Write out the material below again, unchanged.

— start —

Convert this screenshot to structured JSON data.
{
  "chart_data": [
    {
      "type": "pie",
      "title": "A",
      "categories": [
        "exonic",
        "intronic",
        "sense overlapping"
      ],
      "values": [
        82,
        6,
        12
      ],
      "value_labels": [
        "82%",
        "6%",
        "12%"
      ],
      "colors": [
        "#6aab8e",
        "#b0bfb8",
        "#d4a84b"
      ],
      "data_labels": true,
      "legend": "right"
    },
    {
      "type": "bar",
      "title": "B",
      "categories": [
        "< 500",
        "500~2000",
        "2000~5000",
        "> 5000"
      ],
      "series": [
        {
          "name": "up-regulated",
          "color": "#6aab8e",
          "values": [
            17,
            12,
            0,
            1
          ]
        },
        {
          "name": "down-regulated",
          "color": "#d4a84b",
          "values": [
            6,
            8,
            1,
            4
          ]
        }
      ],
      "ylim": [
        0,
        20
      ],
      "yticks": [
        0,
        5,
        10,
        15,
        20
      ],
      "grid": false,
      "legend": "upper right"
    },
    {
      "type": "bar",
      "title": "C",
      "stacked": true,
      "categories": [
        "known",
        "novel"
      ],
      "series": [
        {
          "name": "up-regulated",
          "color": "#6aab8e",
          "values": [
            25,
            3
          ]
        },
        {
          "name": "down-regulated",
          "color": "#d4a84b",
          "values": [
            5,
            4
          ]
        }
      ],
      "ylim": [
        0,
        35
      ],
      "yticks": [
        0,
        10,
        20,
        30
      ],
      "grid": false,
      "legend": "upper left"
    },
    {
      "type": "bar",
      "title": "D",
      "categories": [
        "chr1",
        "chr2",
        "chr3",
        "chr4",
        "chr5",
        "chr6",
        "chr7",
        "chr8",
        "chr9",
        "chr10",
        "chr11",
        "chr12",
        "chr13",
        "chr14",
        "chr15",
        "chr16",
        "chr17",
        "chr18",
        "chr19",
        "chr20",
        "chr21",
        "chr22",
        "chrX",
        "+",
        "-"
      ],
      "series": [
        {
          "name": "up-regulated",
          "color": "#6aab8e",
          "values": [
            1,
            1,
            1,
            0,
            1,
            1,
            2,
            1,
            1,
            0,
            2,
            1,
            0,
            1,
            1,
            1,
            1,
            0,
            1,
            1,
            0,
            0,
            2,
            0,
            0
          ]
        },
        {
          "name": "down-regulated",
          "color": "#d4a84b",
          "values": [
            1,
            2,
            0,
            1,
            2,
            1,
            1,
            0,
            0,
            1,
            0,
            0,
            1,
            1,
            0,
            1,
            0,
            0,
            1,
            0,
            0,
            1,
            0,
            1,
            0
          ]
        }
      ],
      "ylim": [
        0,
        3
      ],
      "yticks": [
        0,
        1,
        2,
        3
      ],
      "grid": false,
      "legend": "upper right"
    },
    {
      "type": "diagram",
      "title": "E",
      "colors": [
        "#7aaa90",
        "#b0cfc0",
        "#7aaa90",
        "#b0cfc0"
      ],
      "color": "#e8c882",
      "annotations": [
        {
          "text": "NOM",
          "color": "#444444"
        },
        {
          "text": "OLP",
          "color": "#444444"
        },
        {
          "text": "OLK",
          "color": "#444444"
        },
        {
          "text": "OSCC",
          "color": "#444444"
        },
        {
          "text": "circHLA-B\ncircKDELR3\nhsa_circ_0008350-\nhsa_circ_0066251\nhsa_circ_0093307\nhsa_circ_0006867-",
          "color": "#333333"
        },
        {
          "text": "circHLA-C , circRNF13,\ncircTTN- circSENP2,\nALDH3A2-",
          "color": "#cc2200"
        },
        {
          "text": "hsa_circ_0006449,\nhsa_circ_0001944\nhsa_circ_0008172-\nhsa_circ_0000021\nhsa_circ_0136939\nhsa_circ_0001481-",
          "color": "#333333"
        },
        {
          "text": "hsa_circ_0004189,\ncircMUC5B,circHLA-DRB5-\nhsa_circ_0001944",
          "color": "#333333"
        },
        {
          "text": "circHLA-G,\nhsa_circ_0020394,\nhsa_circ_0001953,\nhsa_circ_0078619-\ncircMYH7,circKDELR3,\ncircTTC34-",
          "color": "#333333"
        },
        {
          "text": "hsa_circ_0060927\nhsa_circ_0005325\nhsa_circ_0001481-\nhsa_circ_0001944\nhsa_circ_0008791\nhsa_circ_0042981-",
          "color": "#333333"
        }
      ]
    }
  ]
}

— end —

_Full solution_
Convert this screenshot to structured JSON data.
{
  "chart_data": [
    {
      "type": "pie",
      "title": "A",
      "categories": [
        "exonic",
        "intronic",
        "sense overlapping"
      ],
      "values": [
        82,
        6,
        12
      ],
      "value_labels": [
        "82%",
        "6%",
        "12%"
      ],
      "colors": [
        "#6aab8e",
        "#b0bfb8",
        "#d4a84b"
      ],
      "data_labels": true,
      "legend": "right"
    },
    {
      "type": "bar",
      "title": "B",
      "categories": [
        "< 500",
        "500~2000",
        "2000~5000",
        "> 5000"
      ],
      "series": [
        {
          "name": "up-regulated",
          "color": "#6aab8e",
          "values": [
            17,
            12,
            0,
            1
          ]
        },
        {
          "name": "down-regulated",
          "color": "#d4a84b",
          "values": [
            6,
            8,
            1,
            4
          ]
        }
      ],
      "ylim": [
        0,
        20
      ],
      "yticks": [
        0,
        5,
        10,
        15,
        20
      ],
      "grid": false,
      "legend": "upper right"
    },
    {
      "type": "bar",
      "title": "C",
      "stacked": true,
      "categories": [
        "known",
        "novel"
      ],
      "series": [
        {
          "name": "up-regulated",
          "color": "#6aab8e",
          "values": [
            25,
            3
          ]
        },
        {
          "name": "down-regulated",
          "color": "#d4a84b",
          "values": [
            5,
            4
          ]
        }
      ],
      "ylim": [
        0,
        35
      ],
      "yticks": [
        0,
        10,
        20,
        30
      ],
      "grid": false,
      "legend": "upper left"
    },
    {
      "type": "bar",
      "title": "D",
      "categories": [
        "chr1",
        "chr2",
        "chr3",
        "chr4",
        "chr5",
        "chr6",
        "chr7",
        "chr8",
        "chr9",
        "chr10",
        "chr11",
        "chr12",
        "chr13",
        "chr14",
        "chr15",
        "chr16",
        "chr17",
        "chr18",
        "chr19",
        "chr20",
        "chr21",
        "chr22",
        "chrX",
        "+",
        "-"
      ],
      "series": [
        {
          "name": "up-regulated",
          "color": "#6aab8e",
          "values": [
            1,
            1,
            1,
            0,
            1,
            1,
            2,
            1,
            1,
            0,
            2,
            1,
            0,
            1,
            1,
            1,
            1,
            0,
            1,
            1,
            0,
            0,
            2,
            0,
            0
          ]
        },
        {
          "name": "down-regulated",
          "color": "#d4a84b",
          "values": [
            1,
            2,
            0,
            1,
            2,
            1,
            1,
            0,
            0,
            1,
            0,
            0,
            1,
            1,
            0,
            1,
            0,
            0,
            1,
            0,
            0,
            1,
            0,
            1,
            0
          ]
        }
      ],
      "ylim": [
        0,
        3
      ],
      "yticks": [
        0,
        1,
        2,
        3
      ],
      "grid": false,
      "legend": "upper right"
    },
    {
      "type": "diagram",
      "title": "E",
      "colors": [
        "#7aaa90",
        "#b0cfc0",
        "#7aaa90",
        "#b0cfc0"
      ],
      "color": "#e8c882",
      "annotations": [
        {
          "text": "NOM",
          "color": "#444444"
        },
        {
          "text": "OLP",
          "color": "#444444"
        },
        {
          "text": "OLK",
          "color": "#444444"
        },
        {
          "text": "OSCC",
          "color": "#444444"
        },
        {
          "text": "circHLA-B\ncircKDELR3\nhsa_circ_0008350-\nhsa_circ_0066251\nhsa_circ_0093307\nhsa_circ_0006867-",
          "color": "#333333"
        },
        {
          "text": "circHLA-C , circRNF13,\ncircTTN- circSENP2,\nALDH3A2-",
          "color": "#cc2200"
        },
        {
          "text": "hsa_circ_0006449,\nhsa_circ_0001944\nhsa_circ_0008172-\nhsa_circ_0000021\nhsa_circ_0136939\nhsa_circ_0001481-",
          "color": "#333333"
        },
        {
          "text": "hsa_circ_0004189,\ncircMUC5B,circHLA-DRB5-\nhsa_circ_0001944",
          "color": "#333333"
        },
        {
          "text": "circHLA-G,\nhsa_circ_0020394,\nhsa_circ_0001953,\nhsa_circ_0078619-\ncircMYH7,circKDELR3,\ncircTTC34-",
          "color": "#333333"
        },
        {
          "text": "hsa_circ_0060927\nhsa_circ_0005325\nhsa_circ_0001481-\nhsa_circ_0001944\nhsa_circ_0008791\nhsa_circ_0042981-",
          "color": "#333333"
        }
      ]
    }
  ]
}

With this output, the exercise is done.